EXERCISE REQUIREMENTS: Set all the entries down again, unaltered.
*** Opening of THE DATA ***
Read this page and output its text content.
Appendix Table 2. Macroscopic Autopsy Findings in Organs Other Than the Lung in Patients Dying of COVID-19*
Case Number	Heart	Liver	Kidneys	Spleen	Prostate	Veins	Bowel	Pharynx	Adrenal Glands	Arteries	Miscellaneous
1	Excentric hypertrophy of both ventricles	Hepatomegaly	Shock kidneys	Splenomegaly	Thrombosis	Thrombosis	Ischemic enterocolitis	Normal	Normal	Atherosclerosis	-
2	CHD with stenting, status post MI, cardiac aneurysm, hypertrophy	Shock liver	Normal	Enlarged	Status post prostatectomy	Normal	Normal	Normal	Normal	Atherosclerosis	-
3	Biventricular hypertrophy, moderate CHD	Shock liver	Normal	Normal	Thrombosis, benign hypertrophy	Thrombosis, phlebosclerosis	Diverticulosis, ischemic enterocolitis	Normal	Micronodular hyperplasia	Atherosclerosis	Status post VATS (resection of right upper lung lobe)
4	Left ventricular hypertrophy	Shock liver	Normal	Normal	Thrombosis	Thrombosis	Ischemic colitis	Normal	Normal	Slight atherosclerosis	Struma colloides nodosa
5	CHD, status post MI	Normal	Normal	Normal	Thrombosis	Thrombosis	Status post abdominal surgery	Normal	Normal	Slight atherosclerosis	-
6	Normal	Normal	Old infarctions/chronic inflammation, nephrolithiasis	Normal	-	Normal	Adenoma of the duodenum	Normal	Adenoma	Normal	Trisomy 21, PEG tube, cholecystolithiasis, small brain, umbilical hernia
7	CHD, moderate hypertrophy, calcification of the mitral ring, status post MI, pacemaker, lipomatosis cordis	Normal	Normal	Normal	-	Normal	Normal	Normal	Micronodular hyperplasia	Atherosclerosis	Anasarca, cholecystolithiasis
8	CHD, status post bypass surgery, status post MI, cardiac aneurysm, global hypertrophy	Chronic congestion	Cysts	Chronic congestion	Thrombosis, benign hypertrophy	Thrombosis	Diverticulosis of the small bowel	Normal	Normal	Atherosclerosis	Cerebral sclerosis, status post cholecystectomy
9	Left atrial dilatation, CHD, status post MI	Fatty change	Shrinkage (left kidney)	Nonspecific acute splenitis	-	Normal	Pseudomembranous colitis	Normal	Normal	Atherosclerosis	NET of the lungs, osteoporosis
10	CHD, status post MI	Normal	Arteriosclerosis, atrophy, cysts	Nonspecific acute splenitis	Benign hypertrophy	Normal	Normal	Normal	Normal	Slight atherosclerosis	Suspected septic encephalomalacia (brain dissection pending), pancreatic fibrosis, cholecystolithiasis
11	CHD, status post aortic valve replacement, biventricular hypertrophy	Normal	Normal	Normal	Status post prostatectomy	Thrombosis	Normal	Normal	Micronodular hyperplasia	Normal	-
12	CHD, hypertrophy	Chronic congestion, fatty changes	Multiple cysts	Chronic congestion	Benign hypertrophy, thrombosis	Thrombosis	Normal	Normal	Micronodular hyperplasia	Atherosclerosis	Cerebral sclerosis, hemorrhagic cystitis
*** Close of THE DATA ***
EXPECTED ANSWER:
Read this page and output its text content.
Appendix Table 2. Macroscopic Autopsy Findings in Organs Other Than the Lung in Patients Dying of COVID-19*
Case Number	Heart	Liver	Kidneys	Spleen	Prostate	Veins	Bowel	Pharynx	Adrenal Glands	Arteries	Miscellaneous
1	Excentric hypertrophy of both ventricles	Hepatomegaly	Shock kidneys	Splenomegaly	Thrombosis	Thrombosis	Ischemic enterocolitis	Normal	Normal	Atherosclerosis	-
2	CHD with stenting, status post MI, cardiac aneurysm, hypertrophy	Shock liver	Normal	Enlarged	Status post prostatectomy	Normal	Normal	Normal	Normal	Atherosclerosis	-
3	Biventricular hypertrophy, moderate CHD	Shock liver	Normal	Normal	Thrombosis, benign hypertrophy	Thrombosis, phlebosclerosis	Diverticulosis, ischemic enterocolitis	Normal	Micronodular hyperplasia	Atherosclerosis	Status post VATS (resection of right upper lung lobe)
4	Left ventricular hypertrophy	Shock liver	Normal	Normal	Thrombosis	Thrombosis	Ischemic colitis	Normal	Normal	Slight atherosclerosis	Struma colloides nodosa
5	CHD, status post MI	Normal	Normal	Normal	Thrombosis	Thrombosis	Status post abdominal surgery	Normal	Normal	Slight atherosclerosis	-
6	Normal	Normal	Old infarctions/chronic inflammation, nephrolithiasis	Normal	-	Normal	Adenoma of the duodenum	Normal	Adenoma	Normal	Trisomy 21, PEG tube, cholecystolithiasis, small brain, umbilical hernia
7	CHD, moderate hypertrophy, calcification of the mitral ring, status post MI, pacemaker, lipomatosis cordis	Normal	Normal	Normal	-	Normal	Normal	Normal	Micronodular hyperplasia	Atherosclerosis	Anasarca, cholecystolithiasis
8	CHD, status post bypass surgery, status post MI, cardiac aneurysm, global hypertrophy	Chronic congestion	Cysts	Chronic congestion	Thrombosis, benign hypertrophy	Thrombosis	Diverticulosis of the small bowel	Normal	Normal	Atherosclerosis	Cerebral sclerosis, status post cholecystectomy
9	Left atrial dilatation, CHD, status post MI	Fatty change	Shrinkage (left kidney)	Nonspecific acute splenitis	-	Normal	Pseudomembranous colitis	Normal	Normal	Atherosclerosis	NET of the lungs, osteoporosis
10	CHD, status post MI	Normal	Arteriosclerosis, atrophy, cysts	Nonspecific acute splenitis	Benign hypertrophy	Normal	Normal	Normal	Normal	Slight atherosclerosis	Suspected septic encephalomalacia (brain dissection pending), pancreatic fibrosis, cholecystolithiasis
11	CHD, status post aortic valve replacement, biventricular hypertrophy	Normal	Normal	Normal	Status post prostatectomy	Thrombosis	Normal	Normal	Micronodular hyperplasia	Normal	-
12	CHD, hypertrophy	Chronic congestion, fatty changes	Multiple cysts	Chronic congestion	Benign hypertrophy, thrombosis	Thrombosis	Normal	Normal	Micronodular hyperplasia	Atherosclerosis	Cerebral sclerosis, hemorrhagic cystitis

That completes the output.